• STATED GOAL: Copy out lines with the word "youtube" from the material that follows.

===== THE INPUT

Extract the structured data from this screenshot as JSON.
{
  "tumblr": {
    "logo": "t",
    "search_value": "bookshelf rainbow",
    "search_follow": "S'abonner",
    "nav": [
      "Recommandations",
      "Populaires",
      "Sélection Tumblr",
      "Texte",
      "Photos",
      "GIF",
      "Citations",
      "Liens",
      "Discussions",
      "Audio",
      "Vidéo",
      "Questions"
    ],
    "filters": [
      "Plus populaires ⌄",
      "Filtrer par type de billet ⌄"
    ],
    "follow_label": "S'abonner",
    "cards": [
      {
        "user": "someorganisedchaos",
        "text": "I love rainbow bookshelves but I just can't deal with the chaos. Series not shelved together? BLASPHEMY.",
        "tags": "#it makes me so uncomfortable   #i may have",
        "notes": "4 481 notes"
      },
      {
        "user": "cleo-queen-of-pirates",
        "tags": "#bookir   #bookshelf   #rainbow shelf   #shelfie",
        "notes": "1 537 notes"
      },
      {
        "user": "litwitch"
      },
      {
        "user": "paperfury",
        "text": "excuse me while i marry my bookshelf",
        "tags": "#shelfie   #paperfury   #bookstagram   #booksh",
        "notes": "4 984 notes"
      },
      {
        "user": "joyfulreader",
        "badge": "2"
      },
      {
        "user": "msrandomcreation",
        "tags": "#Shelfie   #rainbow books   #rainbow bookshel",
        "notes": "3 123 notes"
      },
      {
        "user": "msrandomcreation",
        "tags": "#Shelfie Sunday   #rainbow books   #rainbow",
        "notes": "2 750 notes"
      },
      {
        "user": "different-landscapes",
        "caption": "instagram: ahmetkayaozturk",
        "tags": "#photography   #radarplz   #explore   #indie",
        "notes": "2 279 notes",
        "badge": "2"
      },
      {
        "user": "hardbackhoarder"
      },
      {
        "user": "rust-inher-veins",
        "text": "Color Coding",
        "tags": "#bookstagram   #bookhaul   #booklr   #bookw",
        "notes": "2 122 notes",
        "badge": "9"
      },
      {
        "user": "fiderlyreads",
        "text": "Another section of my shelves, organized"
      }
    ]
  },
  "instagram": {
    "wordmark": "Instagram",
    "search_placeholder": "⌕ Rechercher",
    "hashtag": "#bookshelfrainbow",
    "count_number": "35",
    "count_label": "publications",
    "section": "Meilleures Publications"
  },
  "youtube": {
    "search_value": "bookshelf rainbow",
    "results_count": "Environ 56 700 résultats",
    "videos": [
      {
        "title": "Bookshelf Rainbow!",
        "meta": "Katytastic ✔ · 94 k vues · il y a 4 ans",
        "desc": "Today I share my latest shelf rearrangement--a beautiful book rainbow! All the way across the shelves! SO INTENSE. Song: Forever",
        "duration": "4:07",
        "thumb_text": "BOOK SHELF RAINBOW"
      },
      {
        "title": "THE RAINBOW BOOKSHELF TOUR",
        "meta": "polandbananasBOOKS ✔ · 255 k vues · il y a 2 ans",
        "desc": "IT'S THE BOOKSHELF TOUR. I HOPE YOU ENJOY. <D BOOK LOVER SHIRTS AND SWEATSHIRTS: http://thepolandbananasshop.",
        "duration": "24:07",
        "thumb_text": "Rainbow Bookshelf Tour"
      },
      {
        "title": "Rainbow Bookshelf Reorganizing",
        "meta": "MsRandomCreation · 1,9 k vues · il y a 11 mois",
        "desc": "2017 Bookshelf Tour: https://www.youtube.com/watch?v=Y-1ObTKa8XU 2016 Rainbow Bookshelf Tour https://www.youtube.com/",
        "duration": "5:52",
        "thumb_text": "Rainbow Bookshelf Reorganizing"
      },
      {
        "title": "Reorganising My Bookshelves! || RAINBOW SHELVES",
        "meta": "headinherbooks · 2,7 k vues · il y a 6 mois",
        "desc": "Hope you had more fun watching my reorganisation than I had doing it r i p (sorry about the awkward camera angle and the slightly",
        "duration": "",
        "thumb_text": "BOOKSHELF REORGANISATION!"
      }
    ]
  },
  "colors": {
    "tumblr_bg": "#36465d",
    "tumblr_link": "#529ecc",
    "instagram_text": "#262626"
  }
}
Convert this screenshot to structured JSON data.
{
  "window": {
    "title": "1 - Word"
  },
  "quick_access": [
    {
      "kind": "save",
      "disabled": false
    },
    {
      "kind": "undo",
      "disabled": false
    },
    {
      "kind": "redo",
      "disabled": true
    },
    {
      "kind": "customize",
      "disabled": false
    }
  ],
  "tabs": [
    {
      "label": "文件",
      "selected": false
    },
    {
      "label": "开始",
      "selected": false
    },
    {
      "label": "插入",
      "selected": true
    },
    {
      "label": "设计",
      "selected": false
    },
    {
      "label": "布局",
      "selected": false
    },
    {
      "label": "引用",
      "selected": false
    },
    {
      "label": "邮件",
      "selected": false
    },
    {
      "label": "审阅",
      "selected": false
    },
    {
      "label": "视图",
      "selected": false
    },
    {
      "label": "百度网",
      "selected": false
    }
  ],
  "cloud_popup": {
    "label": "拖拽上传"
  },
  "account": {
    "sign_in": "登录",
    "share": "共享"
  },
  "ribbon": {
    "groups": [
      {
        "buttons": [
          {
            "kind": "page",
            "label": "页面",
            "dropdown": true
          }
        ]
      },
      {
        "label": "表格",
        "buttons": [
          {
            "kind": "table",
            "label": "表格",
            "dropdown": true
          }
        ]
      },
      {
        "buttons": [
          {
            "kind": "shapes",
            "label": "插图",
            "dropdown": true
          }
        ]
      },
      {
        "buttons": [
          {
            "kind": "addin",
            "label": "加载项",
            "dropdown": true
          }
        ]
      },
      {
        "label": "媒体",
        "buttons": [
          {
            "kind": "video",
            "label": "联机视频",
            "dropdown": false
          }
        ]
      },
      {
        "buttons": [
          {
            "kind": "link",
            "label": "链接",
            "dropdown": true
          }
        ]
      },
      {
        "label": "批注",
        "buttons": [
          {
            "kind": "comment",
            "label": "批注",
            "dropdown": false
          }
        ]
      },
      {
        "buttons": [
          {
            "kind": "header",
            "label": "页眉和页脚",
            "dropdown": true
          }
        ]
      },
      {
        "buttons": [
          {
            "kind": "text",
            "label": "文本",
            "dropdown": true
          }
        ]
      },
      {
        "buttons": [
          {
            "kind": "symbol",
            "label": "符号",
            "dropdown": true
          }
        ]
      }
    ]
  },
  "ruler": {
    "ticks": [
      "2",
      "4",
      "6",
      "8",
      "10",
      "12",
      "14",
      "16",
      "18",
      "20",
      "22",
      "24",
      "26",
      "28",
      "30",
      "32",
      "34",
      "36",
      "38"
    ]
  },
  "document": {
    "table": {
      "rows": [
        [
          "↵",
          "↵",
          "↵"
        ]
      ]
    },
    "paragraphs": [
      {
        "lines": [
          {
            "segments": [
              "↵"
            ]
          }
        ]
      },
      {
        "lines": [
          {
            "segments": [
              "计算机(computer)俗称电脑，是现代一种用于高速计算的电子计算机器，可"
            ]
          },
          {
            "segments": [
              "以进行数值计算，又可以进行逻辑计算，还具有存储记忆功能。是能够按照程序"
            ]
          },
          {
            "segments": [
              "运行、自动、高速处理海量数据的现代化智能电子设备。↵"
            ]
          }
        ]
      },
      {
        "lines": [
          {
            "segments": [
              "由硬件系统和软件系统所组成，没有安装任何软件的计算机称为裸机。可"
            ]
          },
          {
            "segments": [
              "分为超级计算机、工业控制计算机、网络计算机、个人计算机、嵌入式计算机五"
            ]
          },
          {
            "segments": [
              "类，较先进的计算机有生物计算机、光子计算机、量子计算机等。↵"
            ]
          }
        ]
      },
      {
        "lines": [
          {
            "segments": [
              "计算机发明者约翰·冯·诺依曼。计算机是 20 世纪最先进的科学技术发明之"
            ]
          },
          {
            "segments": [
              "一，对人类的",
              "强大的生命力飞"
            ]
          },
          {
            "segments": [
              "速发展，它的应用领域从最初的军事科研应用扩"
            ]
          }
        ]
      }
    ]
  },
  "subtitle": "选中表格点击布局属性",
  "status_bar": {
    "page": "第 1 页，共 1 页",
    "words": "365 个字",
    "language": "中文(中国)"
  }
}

==========

• RESULT OF THE TASK:
  "youtube": {
        "desc": "2017 Bookshelf Tour: https://www.youtube.com/watch?v=Y-1ObTKa8XU 2016 Rainbow Bookshelf Tour https://www.youtube.com/",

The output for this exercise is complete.